• _Stated goal_:
Do any lines in the data below contain "causa"? If so, copy every one of them.

_ _ _ _ _

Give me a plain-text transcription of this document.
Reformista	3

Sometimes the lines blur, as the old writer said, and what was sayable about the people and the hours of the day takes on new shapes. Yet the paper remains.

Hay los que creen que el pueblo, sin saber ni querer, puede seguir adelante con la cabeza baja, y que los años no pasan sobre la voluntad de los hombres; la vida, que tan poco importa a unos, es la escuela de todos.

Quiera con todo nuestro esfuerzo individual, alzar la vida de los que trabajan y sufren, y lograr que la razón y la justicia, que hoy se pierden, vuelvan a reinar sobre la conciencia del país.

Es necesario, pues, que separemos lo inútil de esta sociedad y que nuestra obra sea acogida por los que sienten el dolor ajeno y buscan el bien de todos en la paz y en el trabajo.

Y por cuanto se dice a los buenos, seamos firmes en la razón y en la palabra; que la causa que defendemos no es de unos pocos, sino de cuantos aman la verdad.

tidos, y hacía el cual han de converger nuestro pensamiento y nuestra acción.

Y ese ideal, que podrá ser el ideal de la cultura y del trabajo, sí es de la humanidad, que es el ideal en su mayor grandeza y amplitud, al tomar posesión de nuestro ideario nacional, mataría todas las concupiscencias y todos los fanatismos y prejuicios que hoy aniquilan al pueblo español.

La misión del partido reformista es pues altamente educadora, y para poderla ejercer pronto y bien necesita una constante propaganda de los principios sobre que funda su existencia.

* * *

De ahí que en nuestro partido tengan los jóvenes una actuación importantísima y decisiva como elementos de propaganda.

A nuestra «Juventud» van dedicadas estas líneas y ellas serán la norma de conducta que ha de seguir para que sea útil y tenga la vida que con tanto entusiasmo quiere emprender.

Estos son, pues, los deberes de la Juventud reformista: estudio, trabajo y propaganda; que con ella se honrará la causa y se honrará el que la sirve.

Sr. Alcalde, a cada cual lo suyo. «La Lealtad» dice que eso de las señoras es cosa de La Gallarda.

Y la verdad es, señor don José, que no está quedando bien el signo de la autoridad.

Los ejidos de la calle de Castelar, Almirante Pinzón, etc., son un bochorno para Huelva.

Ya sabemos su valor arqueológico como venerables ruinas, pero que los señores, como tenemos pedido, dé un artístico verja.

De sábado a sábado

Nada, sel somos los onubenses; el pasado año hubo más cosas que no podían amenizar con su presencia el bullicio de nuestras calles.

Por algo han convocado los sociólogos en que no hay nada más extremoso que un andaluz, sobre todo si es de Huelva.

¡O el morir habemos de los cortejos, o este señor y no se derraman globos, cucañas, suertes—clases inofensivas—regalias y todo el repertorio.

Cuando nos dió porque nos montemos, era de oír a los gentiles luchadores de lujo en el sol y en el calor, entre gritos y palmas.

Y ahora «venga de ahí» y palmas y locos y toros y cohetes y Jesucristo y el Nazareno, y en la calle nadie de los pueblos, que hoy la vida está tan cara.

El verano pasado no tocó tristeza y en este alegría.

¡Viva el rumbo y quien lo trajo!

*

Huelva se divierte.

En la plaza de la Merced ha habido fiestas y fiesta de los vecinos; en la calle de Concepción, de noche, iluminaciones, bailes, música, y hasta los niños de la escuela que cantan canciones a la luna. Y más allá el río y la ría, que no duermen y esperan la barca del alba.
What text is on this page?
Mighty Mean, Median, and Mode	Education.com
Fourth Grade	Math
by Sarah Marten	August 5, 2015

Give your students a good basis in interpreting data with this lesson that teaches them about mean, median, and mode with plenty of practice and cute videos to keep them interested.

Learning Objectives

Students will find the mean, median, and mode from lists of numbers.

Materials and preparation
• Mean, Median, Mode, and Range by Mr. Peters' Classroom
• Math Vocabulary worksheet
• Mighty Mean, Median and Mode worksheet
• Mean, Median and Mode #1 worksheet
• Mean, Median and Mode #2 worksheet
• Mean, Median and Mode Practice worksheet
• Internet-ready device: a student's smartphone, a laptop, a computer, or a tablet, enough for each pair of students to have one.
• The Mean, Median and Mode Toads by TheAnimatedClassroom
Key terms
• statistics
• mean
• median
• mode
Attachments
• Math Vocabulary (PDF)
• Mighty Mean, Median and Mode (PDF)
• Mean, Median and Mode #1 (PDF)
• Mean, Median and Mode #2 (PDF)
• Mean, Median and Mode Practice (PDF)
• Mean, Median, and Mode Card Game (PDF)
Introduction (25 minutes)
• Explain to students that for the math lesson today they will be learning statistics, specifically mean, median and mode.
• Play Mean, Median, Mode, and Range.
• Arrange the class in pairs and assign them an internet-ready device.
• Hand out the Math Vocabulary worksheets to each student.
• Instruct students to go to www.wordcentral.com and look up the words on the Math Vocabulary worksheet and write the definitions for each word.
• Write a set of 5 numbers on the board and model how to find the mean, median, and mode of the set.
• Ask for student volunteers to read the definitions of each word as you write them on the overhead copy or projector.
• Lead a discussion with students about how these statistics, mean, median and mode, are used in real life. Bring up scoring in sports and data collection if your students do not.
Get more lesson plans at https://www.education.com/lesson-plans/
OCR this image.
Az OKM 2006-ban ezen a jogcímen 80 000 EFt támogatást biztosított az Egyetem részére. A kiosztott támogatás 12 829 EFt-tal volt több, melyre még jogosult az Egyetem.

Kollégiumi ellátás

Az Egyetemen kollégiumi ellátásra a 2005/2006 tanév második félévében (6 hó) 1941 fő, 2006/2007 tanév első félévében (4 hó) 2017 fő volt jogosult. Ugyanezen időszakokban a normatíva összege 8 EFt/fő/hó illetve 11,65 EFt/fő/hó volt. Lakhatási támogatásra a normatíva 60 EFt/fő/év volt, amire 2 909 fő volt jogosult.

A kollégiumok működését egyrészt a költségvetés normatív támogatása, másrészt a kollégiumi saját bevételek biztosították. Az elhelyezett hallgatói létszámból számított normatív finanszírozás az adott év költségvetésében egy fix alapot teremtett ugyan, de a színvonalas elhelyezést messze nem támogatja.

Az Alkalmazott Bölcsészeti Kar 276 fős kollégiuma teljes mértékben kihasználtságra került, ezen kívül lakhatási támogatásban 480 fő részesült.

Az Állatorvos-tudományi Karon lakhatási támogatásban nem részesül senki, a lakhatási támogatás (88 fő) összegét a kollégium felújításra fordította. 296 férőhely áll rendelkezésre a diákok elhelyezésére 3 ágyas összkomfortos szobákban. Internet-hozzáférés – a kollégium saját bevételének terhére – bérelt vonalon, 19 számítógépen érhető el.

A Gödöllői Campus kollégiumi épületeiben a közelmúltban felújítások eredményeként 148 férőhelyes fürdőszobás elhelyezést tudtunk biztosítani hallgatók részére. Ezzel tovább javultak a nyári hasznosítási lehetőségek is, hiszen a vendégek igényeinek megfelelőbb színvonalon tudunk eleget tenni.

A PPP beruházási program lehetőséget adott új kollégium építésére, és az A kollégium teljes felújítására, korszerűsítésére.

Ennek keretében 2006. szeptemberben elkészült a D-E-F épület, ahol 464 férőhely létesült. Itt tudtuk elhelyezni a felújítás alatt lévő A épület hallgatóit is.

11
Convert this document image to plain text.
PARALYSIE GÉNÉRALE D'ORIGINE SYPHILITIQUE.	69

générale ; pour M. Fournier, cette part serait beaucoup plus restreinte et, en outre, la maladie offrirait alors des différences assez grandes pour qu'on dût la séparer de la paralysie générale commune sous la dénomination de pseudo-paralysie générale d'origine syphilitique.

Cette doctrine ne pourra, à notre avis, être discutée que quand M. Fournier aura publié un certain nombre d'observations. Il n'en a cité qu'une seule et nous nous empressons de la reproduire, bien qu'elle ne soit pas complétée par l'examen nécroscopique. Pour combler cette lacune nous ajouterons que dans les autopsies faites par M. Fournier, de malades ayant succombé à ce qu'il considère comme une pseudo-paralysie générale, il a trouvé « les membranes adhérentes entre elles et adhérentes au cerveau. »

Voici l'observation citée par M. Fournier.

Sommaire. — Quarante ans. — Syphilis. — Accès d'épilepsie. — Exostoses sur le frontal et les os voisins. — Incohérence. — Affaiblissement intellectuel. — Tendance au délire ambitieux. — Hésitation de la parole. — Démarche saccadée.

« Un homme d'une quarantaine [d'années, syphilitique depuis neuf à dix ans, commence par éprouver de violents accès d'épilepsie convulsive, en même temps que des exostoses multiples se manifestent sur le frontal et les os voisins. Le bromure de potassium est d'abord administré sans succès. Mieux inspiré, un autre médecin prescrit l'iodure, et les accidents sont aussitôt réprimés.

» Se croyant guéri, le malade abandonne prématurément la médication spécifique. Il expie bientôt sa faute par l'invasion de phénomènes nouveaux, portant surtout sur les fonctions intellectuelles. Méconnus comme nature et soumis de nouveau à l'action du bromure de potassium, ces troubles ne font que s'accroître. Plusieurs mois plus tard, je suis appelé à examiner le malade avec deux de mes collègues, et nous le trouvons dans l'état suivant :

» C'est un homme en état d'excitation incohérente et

_ _ _ _ _

• _Exercise result_:
Y por cuanto se dice a los buenos, seamos firmes en la razón y en la palabra; que la causa que defendemos no es de unos pocos, sino de cuantos aman la verdad.
Estos son, pues, los deberes de la Juventud reformista: estudio, trabajo y propaganda; que con ella se honrará la causa y se honrará el que la sirve.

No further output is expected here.